Given instruction
Say how many lines contain the string "Edycja". Give no other output.

*** Input records ***

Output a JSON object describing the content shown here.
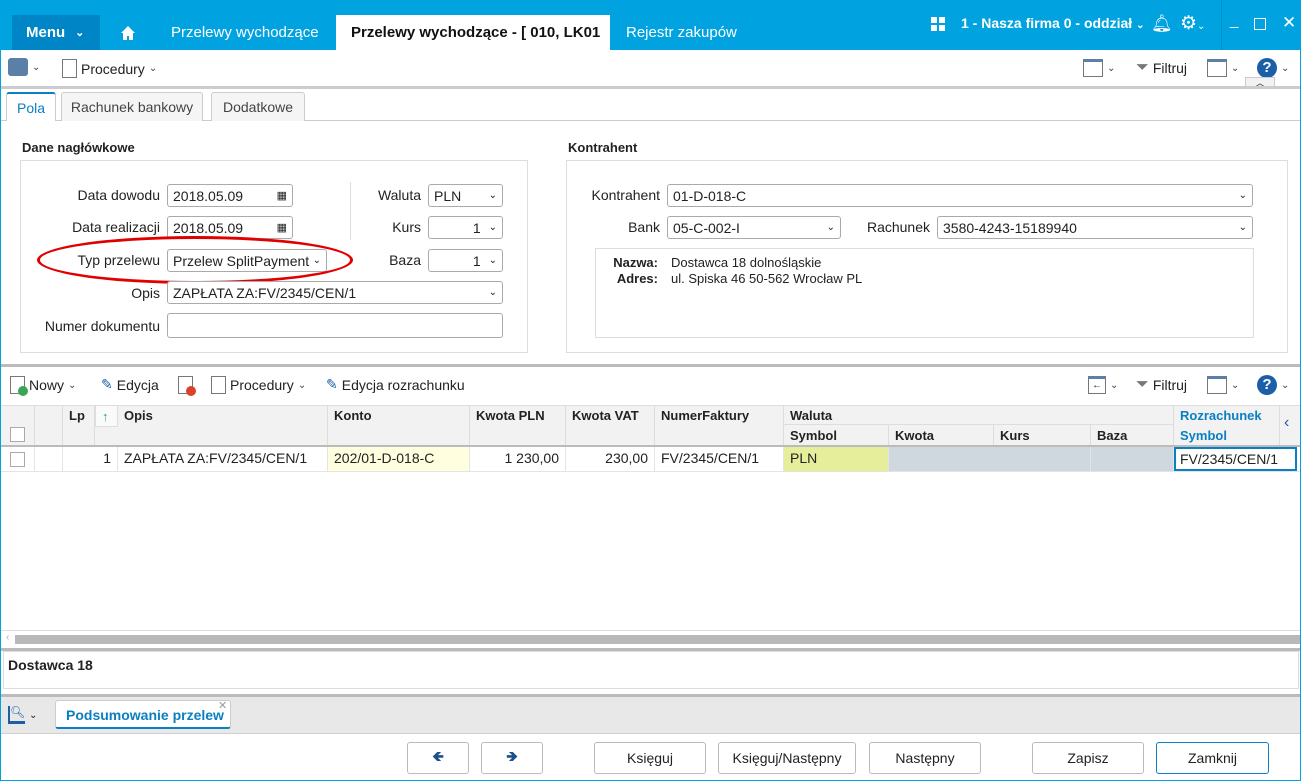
{
  "titlebar": {
    "menu": "Menu",
    "tabs": [
      "Przelewy wychodzące",
      "Przelewy wychodzące - [ 010, LK01",
      "Rejestr zakupów"
    ],
    "company": "1 - Nasza firma 0 - oddział"
  },
  "toolbar": {
    "procedury": "Procedury",
    "filtruj": "Filtruj"
  },
  "subtabs": [
    "Pola",
    "Rachunek bankowy",
    "Dodatkowe"
  ],
  "header_section": {
    "title": "Dane nagłówkowe",
    "data_dowodu_label": "Data dowodu",
    "data_dowodu": "2018.05.09",
    "data_realizacji_label": "Data realizacji",
    "data_realizacji": "2018.05.09",
    "typ_label": "Typ przelewu",
    "typ": "Przelew SplitPayment",
    "opis_label": "Opis",
    "opis": "ZAPŁATA ZA:FV/2345/CEN/1",
    "numer_label": "Numer dokumentu",
    "numer": "",
    "waluta_label": "Waluta",
    "waluta": "PLN",
    "kurs_label": "Kurs",
    "kurs": "1",
    "baza_label": "Baza",
    "baza": "1"
  },
  "kontrahent_section": {
    "title": "Kontrahent",
    "kontrahent_label": "Kontrahent",
    "kontrahent": "01-D-018-C",
    "bank_label": "Bank",
    "bank": "05-C-002-I",
    "rachunek_label": "Rachunek",
    "rachunek": "3580-4243-15189940",
    "nazwa_label": "Nazwa:",
    "nazwa": "Dostawca 18 dolnośląskie",
    "adres_label": "Adres:",
    "adres": "ul. Spiska 46 50-562 Wrocław PL"
  },
  "grid_toolbar": {
    "nowy": "Nowy",
    "edycja": "Edycja",
    "procedury": "Procedury",
    "edycja_rozrachunku": "Edycja rozrachunku",
    "filtruj": "Filtruj"
  },
  "grid": {
    "columns": {
      "lp": "Lp",
      "opis": "Opis",
      "konto": "Konto",
      "kwota_pln": "Kwota PLN",
      "kwota_vat": "Kwota VAT",
      "numer": "NumerFaktury",
      "waluta": "Waluta",
      "symbol": "Symbol",
      "kwota": "Kwota",
      "kurs": "Kurs",
      "baza": "Baza",
      "rozrachunek": "Rozrachunek",
      "rozr_symbol": "Symbol"
    },
    "rows": [
      {
        "lp": "1",
        "opis": "ZAPŁATA ZA:FV/2345/CEN/1",
        "konto": "202/01-D-018-C",
        "kwota_pln": "1 230,00",
        "kwota_vat": "230,00",
        "numer": "FV/2345/CEN/1",
        "symbol": "PLN",
        "kwota": "",
        "kurs": "",
        "baza": "",
        "rozr_symbol": "FV/2345/CEN/1"
      }
    ]
  },
  "detail_panel": {
    "text": "Dostawca 18"
  },
  "bottom_tab": {
    "label": "Podsumowanie przelew"
  },
  "buttons": {
    "ksieguj": "Księguj",
    "ksieguj_nastepny": "Księguj/Następny",
    "nastepny": "Następny",
    "zapisz": "Zapisz",
    "zamknij": "Zamknij"
  },
  "colors": {
    "brand": "#00a3e0",
    "menu": "#0085c7",
    "highlight": "#e00000"
  }
}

***

Output for this task
2